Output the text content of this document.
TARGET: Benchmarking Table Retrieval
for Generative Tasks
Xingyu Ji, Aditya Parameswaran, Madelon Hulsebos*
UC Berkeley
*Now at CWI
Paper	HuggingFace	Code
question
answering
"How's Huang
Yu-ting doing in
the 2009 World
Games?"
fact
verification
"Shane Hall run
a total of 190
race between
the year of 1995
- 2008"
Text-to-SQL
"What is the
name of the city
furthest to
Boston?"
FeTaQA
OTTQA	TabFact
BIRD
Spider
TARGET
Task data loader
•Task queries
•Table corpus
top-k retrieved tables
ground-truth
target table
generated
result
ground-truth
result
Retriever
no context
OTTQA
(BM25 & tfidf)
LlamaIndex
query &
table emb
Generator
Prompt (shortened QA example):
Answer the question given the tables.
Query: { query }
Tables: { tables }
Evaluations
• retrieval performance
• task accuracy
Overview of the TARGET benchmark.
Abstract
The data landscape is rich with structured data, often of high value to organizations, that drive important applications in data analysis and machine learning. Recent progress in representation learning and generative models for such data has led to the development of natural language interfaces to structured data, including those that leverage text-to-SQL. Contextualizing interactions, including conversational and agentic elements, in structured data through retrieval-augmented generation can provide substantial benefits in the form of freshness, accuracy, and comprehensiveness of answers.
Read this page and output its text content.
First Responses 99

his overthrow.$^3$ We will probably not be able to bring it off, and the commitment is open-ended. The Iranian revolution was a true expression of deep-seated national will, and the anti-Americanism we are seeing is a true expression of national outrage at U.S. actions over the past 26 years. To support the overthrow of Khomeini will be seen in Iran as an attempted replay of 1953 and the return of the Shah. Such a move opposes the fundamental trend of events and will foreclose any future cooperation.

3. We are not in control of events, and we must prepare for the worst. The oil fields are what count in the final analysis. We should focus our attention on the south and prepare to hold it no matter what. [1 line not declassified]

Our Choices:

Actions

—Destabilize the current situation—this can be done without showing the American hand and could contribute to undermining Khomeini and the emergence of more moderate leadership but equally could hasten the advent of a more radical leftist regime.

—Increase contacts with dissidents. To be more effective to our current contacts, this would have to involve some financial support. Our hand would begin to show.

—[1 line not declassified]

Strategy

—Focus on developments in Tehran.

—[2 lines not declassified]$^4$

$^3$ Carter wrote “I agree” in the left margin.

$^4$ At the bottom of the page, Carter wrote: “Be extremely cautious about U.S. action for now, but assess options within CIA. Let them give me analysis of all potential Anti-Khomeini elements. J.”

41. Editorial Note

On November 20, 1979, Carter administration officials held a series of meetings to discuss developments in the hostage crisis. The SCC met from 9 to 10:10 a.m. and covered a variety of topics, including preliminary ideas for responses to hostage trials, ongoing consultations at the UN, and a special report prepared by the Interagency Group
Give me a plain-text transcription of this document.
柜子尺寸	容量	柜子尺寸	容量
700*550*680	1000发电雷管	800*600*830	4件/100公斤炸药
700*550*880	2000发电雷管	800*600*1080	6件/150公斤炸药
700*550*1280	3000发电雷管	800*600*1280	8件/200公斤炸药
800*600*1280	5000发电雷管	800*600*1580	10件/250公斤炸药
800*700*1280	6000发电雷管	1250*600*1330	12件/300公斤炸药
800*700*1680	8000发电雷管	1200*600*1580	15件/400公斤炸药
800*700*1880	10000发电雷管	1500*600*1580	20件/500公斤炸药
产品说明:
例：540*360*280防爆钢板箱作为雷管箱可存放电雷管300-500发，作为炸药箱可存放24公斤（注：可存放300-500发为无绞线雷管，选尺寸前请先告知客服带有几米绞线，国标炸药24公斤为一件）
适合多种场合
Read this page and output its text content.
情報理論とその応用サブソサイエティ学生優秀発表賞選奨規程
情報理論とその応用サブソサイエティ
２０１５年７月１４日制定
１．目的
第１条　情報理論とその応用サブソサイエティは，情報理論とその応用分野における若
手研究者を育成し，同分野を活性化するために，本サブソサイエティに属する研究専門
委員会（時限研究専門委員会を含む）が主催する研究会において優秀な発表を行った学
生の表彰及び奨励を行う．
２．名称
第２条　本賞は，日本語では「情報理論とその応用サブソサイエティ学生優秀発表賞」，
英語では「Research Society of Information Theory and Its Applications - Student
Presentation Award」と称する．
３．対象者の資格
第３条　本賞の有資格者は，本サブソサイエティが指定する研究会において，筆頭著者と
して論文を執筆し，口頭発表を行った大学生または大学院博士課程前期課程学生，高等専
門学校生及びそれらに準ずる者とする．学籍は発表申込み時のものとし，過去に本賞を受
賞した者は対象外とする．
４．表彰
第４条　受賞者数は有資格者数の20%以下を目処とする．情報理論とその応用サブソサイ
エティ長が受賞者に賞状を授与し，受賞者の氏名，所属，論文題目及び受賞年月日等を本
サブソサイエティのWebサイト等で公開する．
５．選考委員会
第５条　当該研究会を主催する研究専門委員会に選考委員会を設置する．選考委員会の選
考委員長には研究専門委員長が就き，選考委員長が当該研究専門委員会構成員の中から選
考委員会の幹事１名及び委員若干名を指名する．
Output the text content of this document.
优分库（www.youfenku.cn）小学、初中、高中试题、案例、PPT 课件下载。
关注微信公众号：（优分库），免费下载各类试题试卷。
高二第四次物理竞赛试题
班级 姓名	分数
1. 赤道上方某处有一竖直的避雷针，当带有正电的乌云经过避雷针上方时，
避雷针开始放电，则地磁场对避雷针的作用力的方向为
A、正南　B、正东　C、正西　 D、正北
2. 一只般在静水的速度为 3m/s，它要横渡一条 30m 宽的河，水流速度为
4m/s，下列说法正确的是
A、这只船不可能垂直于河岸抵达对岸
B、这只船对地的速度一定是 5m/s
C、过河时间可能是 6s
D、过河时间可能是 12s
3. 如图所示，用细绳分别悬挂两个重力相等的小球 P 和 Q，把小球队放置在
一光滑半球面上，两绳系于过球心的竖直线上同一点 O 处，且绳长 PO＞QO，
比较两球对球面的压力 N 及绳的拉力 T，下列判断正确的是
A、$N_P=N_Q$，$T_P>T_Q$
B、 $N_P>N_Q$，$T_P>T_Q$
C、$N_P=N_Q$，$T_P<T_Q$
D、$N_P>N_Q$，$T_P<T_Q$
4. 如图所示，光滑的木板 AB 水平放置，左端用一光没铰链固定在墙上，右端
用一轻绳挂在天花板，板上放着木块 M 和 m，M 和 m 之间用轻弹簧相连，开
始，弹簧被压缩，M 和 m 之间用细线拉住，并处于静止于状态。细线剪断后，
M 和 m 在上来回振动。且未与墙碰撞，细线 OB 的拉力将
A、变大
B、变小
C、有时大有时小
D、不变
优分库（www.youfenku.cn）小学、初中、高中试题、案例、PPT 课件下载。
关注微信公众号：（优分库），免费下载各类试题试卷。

+-------+

→ What the exercise asks
Search the data for "developments". Copy every matching line.

→ Exercise output
—Focus on developments in Tehran.
On November 20, 1979, Carter administration officials held a series of meetings to discuss developments in the hostage crisis. The SCC met from 9 to 10:10 a.m. and covered a variety of topics, including preliminary ideas for responses to hostage trials, ongoing consultations at the UN, and a special report prepared by the Interagency Group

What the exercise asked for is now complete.